--- Brief ---
Keep only those lines of the records that include the string "Bend".

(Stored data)
= = = = = = =
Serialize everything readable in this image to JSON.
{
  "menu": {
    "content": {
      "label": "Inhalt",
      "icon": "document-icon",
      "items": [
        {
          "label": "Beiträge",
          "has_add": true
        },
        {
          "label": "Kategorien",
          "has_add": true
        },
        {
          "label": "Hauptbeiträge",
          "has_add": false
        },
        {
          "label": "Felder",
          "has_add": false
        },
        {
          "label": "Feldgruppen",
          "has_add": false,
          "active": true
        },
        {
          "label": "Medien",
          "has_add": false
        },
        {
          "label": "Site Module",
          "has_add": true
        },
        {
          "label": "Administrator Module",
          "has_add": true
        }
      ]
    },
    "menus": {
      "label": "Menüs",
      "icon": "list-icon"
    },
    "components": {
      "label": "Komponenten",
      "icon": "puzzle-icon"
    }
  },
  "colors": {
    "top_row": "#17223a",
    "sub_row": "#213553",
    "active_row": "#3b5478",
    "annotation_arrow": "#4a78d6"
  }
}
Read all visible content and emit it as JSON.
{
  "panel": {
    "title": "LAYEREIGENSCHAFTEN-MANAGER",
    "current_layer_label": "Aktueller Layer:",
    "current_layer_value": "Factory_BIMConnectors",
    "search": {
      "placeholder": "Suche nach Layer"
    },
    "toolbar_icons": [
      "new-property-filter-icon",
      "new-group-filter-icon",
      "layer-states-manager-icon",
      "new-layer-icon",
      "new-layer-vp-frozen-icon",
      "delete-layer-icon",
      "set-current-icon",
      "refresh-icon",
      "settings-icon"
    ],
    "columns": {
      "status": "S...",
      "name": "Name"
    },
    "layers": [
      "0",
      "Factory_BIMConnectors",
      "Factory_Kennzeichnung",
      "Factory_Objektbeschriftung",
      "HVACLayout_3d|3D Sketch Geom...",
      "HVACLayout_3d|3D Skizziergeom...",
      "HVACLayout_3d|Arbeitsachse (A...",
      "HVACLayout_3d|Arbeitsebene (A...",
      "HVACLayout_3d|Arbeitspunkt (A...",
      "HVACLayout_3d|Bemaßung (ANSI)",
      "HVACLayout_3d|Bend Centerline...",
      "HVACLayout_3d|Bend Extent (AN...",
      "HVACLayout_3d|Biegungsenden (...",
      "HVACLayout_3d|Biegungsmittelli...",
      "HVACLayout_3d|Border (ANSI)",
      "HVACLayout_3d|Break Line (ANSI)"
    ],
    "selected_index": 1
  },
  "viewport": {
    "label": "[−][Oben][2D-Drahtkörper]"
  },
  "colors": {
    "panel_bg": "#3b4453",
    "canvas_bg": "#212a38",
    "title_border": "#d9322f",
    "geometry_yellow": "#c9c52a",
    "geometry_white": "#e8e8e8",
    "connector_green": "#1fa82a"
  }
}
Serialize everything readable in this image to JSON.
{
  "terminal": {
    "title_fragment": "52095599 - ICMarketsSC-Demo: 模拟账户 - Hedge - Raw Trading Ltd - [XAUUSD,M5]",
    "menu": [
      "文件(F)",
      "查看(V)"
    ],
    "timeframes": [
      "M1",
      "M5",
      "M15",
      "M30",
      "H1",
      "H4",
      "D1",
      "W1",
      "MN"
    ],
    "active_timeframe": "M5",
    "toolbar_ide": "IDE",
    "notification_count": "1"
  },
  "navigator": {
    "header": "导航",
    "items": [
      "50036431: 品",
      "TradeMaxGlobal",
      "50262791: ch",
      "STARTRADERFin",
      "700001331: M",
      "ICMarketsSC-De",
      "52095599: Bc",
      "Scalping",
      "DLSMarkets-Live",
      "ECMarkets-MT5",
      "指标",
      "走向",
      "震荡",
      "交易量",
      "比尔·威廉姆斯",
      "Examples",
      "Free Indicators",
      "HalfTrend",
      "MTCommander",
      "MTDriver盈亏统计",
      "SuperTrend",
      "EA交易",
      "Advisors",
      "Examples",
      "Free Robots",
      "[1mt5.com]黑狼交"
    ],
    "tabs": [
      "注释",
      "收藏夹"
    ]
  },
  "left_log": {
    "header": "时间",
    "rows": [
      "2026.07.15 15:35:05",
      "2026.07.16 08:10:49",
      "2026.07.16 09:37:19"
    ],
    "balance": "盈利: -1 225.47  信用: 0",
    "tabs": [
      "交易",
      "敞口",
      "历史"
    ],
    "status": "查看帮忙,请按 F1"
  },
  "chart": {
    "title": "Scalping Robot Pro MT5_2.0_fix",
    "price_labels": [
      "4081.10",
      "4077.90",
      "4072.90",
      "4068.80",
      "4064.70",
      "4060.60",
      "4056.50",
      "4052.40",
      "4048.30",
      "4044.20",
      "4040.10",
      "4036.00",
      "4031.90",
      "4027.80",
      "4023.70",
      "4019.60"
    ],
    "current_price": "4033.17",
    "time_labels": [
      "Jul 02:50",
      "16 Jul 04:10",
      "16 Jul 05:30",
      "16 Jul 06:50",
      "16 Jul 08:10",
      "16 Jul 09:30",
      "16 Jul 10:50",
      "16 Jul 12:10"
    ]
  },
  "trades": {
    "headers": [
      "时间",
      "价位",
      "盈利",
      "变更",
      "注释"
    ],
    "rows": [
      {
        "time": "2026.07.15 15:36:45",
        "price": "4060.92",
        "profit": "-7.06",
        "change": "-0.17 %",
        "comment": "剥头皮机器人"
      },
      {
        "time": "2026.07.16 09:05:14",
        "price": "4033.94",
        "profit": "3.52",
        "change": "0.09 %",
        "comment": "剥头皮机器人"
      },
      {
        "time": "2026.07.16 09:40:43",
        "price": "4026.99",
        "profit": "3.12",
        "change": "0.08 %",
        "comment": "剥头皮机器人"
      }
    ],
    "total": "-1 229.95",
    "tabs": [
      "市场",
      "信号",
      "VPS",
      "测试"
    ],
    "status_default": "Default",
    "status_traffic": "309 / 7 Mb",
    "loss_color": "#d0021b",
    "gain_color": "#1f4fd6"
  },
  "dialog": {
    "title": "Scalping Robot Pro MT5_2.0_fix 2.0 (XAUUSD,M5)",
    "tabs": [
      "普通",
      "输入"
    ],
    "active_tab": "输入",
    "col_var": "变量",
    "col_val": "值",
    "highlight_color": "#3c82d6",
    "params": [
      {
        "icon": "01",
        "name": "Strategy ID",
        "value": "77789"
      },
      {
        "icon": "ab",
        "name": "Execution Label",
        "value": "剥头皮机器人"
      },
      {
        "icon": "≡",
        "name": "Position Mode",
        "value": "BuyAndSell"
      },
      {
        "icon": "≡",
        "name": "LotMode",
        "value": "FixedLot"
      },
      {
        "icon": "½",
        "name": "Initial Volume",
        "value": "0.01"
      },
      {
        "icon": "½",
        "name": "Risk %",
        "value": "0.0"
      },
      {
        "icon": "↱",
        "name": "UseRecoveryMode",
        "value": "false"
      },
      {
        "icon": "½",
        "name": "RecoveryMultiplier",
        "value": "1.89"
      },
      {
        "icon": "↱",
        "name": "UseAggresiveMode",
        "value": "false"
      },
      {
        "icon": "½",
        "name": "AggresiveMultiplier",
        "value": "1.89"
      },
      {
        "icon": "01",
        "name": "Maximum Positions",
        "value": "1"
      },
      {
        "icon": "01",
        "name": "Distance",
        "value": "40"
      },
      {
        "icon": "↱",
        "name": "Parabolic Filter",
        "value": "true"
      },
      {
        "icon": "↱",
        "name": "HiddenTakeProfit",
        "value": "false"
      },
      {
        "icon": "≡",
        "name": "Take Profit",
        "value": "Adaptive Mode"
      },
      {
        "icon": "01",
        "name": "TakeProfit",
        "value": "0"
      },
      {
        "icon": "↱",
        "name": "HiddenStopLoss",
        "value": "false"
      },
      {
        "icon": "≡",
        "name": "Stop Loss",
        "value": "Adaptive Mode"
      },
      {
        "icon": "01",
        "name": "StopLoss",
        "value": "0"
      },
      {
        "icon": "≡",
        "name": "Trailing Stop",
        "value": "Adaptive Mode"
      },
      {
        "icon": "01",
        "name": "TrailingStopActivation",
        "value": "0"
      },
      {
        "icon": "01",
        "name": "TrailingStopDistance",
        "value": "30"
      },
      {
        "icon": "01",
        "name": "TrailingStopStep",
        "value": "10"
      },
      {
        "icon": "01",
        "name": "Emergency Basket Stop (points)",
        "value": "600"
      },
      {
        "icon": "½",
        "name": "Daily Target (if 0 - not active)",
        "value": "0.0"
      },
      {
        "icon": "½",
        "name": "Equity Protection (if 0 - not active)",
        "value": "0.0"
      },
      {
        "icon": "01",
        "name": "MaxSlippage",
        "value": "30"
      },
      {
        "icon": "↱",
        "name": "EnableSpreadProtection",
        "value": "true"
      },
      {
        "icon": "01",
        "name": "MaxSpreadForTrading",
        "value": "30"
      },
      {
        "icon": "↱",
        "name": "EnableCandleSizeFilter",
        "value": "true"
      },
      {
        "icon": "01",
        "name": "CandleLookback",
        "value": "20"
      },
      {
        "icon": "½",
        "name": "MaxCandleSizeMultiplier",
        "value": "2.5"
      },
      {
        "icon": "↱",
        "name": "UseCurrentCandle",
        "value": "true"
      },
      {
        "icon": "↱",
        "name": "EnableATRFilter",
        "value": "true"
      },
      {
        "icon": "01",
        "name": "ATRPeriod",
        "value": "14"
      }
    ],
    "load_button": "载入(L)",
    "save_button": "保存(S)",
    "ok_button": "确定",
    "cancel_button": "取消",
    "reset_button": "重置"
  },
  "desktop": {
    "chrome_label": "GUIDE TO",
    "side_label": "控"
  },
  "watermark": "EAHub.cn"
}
= = = = = = =
--- Reply ---
      "HVACLayout_3d|Bend Centerline...",
      "HVACLayout_3d|Bend Extent (AN...",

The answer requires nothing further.